Collected data:
==================================================
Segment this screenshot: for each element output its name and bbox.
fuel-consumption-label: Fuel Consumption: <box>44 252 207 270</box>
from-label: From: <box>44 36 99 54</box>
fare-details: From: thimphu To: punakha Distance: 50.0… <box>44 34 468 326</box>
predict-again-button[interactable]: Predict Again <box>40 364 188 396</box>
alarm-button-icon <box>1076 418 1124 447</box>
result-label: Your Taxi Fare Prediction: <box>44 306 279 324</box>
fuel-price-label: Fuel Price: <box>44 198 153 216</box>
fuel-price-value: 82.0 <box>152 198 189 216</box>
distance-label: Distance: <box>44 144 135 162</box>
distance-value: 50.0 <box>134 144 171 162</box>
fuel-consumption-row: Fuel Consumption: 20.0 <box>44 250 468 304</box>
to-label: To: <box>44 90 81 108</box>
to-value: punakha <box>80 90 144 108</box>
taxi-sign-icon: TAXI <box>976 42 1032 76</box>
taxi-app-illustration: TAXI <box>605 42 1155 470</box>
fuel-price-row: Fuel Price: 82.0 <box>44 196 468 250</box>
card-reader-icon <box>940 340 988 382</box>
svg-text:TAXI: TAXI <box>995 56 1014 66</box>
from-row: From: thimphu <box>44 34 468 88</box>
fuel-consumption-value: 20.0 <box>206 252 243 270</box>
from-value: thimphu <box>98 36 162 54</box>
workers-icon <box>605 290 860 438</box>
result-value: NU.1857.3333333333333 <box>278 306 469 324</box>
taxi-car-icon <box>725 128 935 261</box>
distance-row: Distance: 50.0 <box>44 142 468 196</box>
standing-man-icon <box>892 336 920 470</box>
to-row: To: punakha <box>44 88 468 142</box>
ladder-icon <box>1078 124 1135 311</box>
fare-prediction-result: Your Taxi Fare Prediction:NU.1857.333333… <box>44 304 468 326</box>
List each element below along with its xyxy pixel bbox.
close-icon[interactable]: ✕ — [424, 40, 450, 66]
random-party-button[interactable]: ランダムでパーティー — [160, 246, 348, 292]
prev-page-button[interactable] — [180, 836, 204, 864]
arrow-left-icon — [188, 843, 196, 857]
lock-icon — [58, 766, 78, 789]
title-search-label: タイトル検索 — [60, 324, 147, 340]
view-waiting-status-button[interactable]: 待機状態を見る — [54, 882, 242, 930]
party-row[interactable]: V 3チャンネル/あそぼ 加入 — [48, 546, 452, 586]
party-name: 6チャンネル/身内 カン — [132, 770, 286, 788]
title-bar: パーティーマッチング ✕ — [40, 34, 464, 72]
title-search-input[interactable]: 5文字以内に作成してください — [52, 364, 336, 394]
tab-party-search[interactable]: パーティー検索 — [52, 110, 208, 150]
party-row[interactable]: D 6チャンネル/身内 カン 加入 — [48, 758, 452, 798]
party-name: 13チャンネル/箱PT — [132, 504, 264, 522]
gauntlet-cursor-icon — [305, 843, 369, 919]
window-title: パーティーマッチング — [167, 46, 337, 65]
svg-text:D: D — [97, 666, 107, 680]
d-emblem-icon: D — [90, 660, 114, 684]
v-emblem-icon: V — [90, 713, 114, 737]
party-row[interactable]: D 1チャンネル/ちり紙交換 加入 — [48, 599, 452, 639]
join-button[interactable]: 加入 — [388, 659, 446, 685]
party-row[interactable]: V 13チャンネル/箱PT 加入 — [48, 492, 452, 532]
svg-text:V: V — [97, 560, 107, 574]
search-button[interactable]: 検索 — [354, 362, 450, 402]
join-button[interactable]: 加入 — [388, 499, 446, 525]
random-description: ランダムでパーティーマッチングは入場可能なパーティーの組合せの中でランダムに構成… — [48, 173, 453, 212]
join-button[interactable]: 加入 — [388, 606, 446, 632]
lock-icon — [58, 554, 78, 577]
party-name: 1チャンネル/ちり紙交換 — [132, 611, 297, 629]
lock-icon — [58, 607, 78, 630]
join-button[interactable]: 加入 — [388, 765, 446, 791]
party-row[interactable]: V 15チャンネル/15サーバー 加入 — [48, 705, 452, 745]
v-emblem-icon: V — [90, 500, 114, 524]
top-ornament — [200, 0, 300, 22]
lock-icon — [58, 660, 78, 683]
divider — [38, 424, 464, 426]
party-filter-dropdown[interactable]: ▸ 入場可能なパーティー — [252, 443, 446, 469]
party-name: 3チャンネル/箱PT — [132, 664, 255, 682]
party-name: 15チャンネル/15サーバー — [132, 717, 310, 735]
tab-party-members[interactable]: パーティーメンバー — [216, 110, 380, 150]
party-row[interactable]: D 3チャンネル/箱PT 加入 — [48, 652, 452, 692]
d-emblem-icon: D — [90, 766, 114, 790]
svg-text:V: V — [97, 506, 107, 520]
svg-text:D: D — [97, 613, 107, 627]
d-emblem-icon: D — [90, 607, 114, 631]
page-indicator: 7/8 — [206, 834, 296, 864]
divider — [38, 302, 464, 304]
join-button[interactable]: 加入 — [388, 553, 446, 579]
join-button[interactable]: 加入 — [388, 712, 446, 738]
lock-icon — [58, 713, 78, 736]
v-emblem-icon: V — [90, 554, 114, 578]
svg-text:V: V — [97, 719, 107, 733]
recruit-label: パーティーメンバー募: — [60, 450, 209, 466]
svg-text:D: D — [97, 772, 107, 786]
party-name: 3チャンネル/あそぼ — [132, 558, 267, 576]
==================================================
> _Exercise task_:
Print every line of the entries above, unchanged and in the same order.

> _Response to this exercise_:
Segment this screenshot: for each element output its name and bbox.
fuel-consumption-label: Fuel Consumption: <box>44 252 207 270</box>
from-label: From: <box>44 36 99 54</box>
fare-details: From: thimphu To: punakha Distance: 50.0… <box>44 34 468 326</box>
predict-again-button[interactable]: Predict Again <box>40 364 188 396</box>
alarm-button-icon <box>1076 418 1124 447</box>
result-label: Your Taxi Fare Prediction: <box>44 306 279 324</box>
fuel-price-label: Fuel Price: <box>44 198 153 216</box>
fuel-price-value: 82.0 <box>152 198 189 216</box>
distance-label: Distance: <box>44 144 135 162</box>
distance-value: 50.0 <box>134 144 171 162</box>
fuel-consumption-row: Fuel Consumption: 20.0 <box>44 250 468 304</box>
to-label: To: <box>44 90 81 108</box>
to-value: punakha <box>80 90 144 108</box>
taxi-sign-icon: TAXI <box>976 42 1032 76</box>
taxi-app-illustration: TAXI <box>605 42 1155 470</box>
fuel-price-row: Fuel Price: 82.0 <box>44 196 468 250</box>
card-reader-icon <box>940 340 988 382</box>
svg-text:TAXI: TAXI <box>995 56 1014 66</box>
from-row: From: thimphu <box>44 34 468 88</box>
fuel-consumption-value: 20.0 <box>206 252 243 270</box>
from-value: thimphu <box>98 36 162 54</box>
workers-icon <box>605 290 860 438</box>
result-value: NU.1857.3333333333333 <box>278 306 469 324</box>
taxi-car-icon <box>725 128 935 261</box>
distance-row: Distance: 50.0 <box>44 142 468 196</box>
standing-man-icon <box>892 336 920 470</box>
to-row: To: punakha <box>44 88 468 142</box>
ladder-icon <box>1078 124 1135 311</box>
fare-prediction-result: Your Taxi Fare Prediction:NU.1857.333333… <box>44 304 468 326</box>
List each element below along with its xyxy pixel bbox.
close-icon[interactable]: ✕ — [424, 40, 450, 66]
random-party-button[interactable]: ランダムでパーティー — [160, 246, 348, 292]
prev-page-button[interactable] — [180, 836, 204, 864]
arrow-left-icon — [188, 843, 196, 857]
lock-icon — [58, 766, 78, 789]
title-search-label: タイトル検索 — [60, 324, 147, 340]
view-waiting-status-button[interactable]: 待機状態を見る — [54, 882, 242, 930]
party-row[interactable]: V 3チャンネル/あそぼ 加入 — [48, 546, 452, 586]
party-name: 6チャンネル/身内 カン — [132, 770, 286, 788]
title-bar: パーティーマッチング ✕ — [40, 34, 464, 72]
title-search-input[interactable]: 5文字以内に作成してください — [52, 364, 336, 394]
tab-party-search[interactable]: パーティー検索 — [52, 110, 208, 150]
party-row[interactable]: D 6チャンネル/身内 カン 加入 — [48, 758, 452, 798]
party-name: 13チャンネル/箱PT — [132, 504, 264, 522]
gauntlet-cursor-icon — [305, 843, 369, 919]
window-title: パーティーマッチング — [167, 46, 337, 65]
svg-text:D: D — [97, 666, 107, 680]
d-emblem-icon: D — [90, 660, 114, 684]
v-emblem-icon: V — [90, 713, 114, 737]
party-row[interactable]: D 1チャンネル/ちり紙交換 加入 — [48, 599, 452, 639]
join-button[interactable]: 加入 — [388, 659, 446, 685]
party-row[interactable]: V 13チャンネル/箱PT 加入 — [48, 492, 452, 532]
svg-text:V: V — [97, 560, 107, 574]
search-button[interactable]: 検索 — [354, 362, 450, 402]
join-button[interactable]: 加入 — [388, 499, 446, 525]
random-description: ランダムでパーティーマッチングは入場可能なパーティーの組合せの中でランダムに構成… — [48, 173, 453, 212]
join-button[interactable]: 加入 — [388, 606, 446, 632]
lock-icon — [58, 554, 78, 577]
party-name: 1チャンネル/ちり紙交換 — [132, 611, 297, 629]
lock-icon — [58, 607, 78, 630]
join-button[interactable]: 加入 — [388, 765, 446, 791]
party-row[interactable]: V 15チャンネル/15サーバー 加入 — [48, 705, 452, 745]
v-emblem-icon: V — [90, 500, 114, 524]
top-ornament — [200, 0, 300, 22]
lock-icon — [58, 660, 78, 683]
divider — [38, 424, 464, 426]
party-filter-dropdown[interactable]: ▸ 入場可能なパーティー — [252, 443, 446, 469]
party-name: 3チャンネル/箱PT — [132, 664, 255, 682]
party-name: 15チャンネル/15サーバー — [132, 717, 310, 735]
tab-party-members[interactable]: パーティーメンバー — [216, 110, 380, 150]
party-row[interactable]: D 3チャンネル/箱PT 加入 — [48, 652, 452, 692]
d-emblem-icon: D — [90, 766, 114, 790]
svg-text:V: V — [97, 506, 107, 520]
svg-text:D: D — [97, 613, 107, 627]
d-emblem-icon: D — [90, 607, 114, 631]
page-indicator: 7/8 — [206, 834, 296, 864]
divider — [38, 302, 464, 304]
join-button[interactable]: 加入 — [388, 553, 446, 579]
join-button[interactable]: 加入 — [388, 712, 446, 738]
lock-icon — [58, 713, 78, 736]
v-emblem-icon: V — [90, 554, 114, 578]
svg-text:V: V — [97, 719, 107, 733]
recruit-label: パーティーメンバー募: — [60, 450, 209, 466]
svg-text:D: D — [97, 772, 107, 786]
party-name: 3チャンネル/あそぼ — [132, 558, 267, 576]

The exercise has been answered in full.